(Records contained in a dataset)
** START **

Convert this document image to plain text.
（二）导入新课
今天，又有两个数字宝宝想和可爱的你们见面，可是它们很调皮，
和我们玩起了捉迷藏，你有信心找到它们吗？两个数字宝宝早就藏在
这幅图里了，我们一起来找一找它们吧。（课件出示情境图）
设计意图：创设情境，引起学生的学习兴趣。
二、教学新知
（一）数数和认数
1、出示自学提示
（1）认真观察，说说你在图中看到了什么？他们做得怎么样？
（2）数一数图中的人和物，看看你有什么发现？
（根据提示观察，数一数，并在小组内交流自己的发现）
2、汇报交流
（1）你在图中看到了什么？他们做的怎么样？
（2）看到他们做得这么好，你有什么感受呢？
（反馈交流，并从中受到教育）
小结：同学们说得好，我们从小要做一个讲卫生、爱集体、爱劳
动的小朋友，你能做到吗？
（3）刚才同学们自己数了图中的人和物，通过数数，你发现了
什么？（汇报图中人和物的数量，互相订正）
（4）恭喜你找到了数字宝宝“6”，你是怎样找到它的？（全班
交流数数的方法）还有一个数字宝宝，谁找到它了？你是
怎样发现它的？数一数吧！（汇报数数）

** END **

▶ _The exercise_
From the records above, extract every entry verbatim.

▶ _Solution to this task_
Convert this document image to plain text.
（二）导入新课
今天，又有两个数字宝宝想和可爱的你们见面，可是它们很调皮，
和我们玩起了捉迷藏，你有信心找到它们吗？两个数字宝宝早就藏在
这幅图里了，我们一起来找一找它们吧。（课件出示情境图）
设计意图：创设情境，引起学生的学习兴趣。
二、教学新知
（一）数数和认数
1、出示自学提示
（1）认真观察，说说你在图中看到了什么？他们做得怎么样？
（2）数一数图中的人和物，看看你有什么发现？
（根据提示观察，数一数，并在小组内交流自己的发现）
2、汇报交流
（1）你在图中看到了什么？他们做的怎么样？
（2）看到他们做得这么好，你有什么感受呢？
（反馈交流，并从中受到教育）
小结：同学们说得好，我们从小要做一个讲卫生、爱集体、爱劳
动的小朋友，你能做到吗？
（3）刚才同学们自己数了图中的人和物，通过数数，你发现了
什么？（汇报图中人和物的数量，互相订正）
（4）恭喜你找到了数字宝宝“6”，你是怎样找到它的？（全班
交流数数的方法）还有一个数字宝宝，谁找到它了？你是
怎样发现它的？数一数吧！（汇报数数）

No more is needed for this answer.